(Collected data entries)
☆ ☆ ☆ ☆ ☆
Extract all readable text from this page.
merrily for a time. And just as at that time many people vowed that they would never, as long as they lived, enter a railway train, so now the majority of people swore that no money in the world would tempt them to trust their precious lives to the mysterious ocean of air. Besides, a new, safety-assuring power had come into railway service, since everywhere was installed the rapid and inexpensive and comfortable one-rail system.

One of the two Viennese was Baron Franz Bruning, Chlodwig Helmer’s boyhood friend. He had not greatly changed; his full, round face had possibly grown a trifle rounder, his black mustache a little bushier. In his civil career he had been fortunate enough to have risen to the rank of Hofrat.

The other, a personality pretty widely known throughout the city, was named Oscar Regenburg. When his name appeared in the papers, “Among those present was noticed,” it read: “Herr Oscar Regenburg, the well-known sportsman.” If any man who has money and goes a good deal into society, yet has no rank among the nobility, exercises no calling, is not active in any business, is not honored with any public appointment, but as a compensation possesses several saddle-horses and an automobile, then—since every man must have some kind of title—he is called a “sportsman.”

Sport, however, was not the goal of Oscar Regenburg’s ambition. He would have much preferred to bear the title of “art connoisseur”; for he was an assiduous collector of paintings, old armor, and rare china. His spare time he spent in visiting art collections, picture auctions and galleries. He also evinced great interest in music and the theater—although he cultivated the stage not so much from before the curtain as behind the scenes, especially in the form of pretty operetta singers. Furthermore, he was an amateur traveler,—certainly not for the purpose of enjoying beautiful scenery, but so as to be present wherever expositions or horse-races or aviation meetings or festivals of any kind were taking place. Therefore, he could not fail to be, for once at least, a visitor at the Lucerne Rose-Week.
☆ ☆ ☆ ☆ ☆
Copy out each line above, character for character.

CORRECT RESULT:
Extract all readable text from this page.
merrily for a time. And just as at that time many people vowed that they would never, as long as they lived, enter a railway train, so now the majority of people swore that no money in the world would tempt them to trust their precious lives to the mysterious ocean of air. Besides, a new, safety-assuring power had come into railway service, since everywhere was installed the rapid and inexpensive and comfortable one-rail system.

One of the two Viennese was Baron Franz Bruning, Chlodwig Helmer’s boyhood friend. He had not greatly changed; his full, round face had possibly grown a trifle rounder, his black mustache a little bushier. In his civil career he had been fortunate enough to have risen to the rank of Hofrat.

The other, a personality pretty widely known throughout the city, was named Oscar Regenburg. When his name appeared in the papers, “Among those present was noticed,” it read: “Herr Oscar Regenburg, the well-known sportsman.” If any man who has money and goes a good deal into society, yet has no rank among the nobility, exercises no calling, is not active in any business, is not honored with any public appointment, but as a compensation possesses several saddle-horses and an automobile, then—since every man must have some kind of title—he is called a “sportsman.”

Sport, however, was not the goal of Oscar Regenburg’s ambition. He would have much preferred to bear the title of “art connoisseur”; for he was an assiduous collector of paintings, old armor, and rare china. His spare time he spent in visiting art collections, picture auctions and galleries. He also evinced great interest in music and the theater—although he cultivated the stage not so much from before the curtain as behind the scenes, especially in the form of pretty operetta singers. Furthermore, he was an amateur traveler,—certainly not for the purpose of enjoying beautiful scenery, but so as to be present wherever expositions or horse-races or aviation meetings or festivals of any kind were taking place. Therefore, he could not fail to be, for once at least, a visitor at the Lucerne Rose-Week.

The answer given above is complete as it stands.